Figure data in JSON
>> BEGIN
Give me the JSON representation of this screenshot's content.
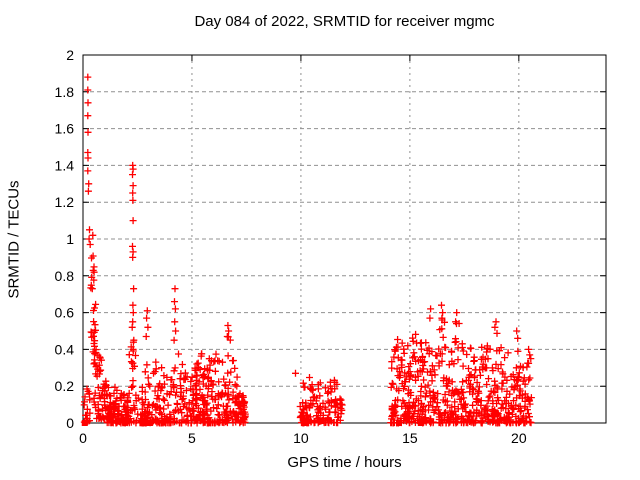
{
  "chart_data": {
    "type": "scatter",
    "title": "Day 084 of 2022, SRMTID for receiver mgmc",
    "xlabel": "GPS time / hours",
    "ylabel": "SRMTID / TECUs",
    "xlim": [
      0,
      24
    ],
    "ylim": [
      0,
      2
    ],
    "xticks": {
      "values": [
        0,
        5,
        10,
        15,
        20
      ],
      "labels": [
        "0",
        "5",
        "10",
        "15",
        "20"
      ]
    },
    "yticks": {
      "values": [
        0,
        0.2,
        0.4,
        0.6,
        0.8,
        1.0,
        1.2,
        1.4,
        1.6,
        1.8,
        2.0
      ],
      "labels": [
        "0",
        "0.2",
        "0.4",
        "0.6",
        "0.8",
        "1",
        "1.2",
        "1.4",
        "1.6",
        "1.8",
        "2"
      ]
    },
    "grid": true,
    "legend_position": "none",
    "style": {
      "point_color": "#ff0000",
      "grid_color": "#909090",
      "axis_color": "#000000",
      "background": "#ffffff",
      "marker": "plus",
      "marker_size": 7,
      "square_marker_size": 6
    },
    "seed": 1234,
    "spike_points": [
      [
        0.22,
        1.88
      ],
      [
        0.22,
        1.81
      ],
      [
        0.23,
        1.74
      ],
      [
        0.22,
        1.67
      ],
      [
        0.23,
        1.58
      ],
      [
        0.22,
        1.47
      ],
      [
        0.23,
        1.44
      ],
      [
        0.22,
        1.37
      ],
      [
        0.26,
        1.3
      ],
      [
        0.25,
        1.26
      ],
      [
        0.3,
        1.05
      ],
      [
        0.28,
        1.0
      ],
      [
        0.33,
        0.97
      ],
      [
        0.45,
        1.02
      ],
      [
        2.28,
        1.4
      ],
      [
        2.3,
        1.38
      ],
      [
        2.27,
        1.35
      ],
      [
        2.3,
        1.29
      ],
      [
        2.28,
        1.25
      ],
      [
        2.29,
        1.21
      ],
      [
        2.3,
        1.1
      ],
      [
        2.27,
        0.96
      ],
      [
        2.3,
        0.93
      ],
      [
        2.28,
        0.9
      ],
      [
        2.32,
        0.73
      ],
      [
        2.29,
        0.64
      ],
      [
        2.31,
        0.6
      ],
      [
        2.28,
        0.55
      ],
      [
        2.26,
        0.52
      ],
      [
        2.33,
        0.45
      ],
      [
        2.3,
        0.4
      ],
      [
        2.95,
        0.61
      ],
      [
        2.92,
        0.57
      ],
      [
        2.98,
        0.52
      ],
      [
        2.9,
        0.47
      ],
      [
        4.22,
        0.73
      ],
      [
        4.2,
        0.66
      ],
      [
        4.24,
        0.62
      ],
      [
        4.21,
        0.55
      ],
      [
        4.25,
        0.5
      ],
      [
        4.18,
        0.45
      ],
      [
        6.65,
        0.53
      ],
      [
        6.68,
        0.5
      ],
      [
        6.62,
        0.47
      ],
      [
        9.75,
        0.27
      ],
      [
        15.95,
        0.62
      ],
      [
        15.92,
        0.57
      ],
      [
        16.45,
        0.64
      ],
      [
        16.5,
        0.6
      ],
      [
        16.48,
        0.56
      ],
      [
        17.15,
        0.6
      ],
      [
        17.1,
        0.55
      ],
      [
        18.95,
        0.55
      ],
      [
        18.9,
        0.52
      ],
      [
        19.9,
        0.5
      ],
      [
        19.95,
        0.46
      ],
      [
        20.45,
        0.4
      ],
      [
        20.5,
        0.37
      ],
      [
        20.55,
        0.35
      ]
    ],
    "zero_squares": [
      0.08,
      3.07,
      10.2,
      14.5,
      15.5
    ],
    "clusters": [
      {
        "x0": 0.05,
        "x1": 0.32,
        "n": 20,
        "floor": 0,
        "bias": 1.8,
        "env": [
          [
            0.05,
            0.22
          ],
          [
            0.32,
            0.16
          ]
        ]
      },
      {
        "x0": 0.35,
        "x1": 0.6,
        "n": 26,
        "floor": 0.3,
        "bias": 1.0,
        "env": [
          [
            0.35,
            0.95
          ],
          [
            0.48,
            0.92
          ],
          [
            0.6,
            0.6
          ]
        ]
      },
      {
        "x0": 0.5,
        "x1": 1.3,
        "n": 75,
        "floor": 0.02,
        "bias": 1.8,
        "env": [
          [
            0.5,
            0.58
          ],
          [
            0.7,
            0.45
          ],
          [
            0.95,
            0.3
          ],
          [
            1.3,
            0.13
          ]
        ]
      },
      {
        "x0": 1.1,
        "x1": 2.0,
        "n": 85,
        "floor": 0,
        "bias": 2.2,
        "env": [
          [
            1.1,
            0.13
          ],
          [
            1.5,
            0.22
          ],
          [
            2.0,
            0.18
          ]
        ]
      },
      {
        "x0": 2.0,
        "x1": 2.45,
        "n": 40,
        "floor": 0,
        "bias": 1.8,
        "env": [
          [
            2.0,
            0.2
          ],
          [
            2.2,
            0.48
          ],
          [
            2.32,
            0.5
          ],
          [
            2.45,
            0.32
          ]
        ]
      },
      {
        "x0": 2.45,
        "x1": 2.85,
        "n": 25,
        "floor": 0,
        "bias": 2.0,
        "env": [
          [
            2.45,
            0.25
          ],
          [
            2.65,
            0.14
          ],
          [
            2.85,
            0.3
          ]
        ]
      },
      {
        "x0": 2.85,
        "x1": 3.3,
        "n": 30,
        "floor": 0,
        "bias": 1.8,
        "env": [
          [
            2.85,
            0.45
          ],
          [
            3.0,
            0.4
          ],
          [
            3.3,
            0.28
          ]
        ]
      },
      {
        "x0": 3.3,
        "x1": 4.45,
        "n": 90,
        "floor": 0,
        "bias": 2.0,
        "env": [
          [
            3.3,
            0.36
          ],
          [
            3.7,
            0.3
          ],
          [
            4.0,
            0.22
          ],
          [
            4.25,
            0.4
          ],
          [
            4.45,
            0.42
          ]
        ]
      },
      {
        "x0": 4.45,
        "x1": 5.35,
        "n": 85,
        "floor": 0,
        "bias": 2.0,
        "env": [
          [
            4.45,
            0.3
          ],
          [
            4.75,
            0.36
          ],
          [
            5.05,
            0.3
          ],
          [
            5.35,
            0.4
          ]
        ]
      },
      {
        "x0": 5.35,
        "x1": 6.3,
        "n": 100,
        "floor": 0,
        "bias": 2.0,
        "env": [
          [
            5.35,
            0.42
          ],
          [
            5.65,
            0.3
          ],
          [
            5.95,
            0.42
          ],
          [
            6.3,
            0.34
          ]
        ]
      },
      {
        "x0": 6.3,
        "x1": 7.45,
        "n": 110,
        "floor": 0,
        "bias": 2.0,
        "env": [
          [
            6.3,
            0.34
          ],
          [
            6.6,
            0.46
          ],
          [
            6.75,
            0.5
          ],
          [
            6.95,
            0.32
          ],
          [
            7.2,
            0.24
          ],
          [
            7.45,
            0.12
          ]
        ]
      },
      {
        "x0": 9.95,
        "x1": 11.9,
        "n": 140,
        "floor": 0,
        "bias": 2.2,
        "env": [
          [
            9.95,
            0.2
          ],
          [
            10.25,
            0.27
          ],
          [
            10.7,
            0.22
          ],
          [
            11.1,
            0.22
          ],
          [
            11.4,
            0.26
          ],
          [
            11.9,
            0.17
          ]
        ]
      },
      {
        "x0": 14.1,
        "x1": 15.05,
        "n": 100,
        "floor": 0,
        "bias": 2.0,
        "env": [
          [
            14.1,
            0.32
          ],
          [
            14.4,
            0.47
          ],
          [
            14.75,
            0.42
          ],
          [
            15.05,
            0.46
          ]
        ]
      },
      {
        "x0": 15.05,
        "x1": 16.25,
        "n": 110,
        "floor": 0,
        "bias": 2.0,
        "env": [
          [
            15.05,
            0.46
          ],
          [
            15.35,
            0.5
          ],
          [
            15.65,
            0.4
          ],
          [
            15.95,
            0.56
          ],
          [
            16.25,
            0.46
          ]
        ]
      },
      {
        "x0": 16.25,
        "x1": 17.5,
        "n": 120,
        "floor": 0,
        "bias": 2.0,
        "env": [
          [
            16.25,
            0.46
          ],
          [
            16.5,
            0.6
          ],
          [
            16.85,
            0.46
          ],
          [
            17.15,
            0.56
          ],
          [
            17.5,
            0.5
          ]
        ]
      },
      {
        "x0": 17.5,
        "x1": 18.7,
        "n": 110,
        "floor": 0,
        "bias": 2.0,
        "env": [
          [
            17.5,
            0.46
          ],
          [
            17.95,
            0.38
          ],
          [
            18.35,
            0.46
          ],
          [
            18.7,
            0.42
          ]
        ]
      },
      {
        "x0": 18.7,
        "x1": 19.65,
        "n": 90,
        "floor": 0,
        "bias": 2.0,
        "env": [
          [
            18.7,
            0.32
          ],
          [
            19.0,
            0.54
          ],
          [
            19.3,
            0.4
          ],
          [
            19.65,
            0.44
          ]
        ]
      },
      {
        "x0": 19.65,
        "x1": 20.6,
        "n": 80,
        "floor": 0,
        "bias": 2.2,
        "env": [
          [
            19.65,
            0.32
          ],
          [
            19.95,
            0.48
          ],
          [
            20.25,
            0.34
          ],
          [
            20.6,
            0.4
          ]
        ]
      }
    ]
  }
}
>> END
→ **What this task involves**
Which lines hold the word "SRMTID"? Copy every one of them.

→ **Response to the task**
    "title": "Day 084 of 2022, SRMTID for receiver mgmc",
    "ylabel": "SRMTID / TECUs",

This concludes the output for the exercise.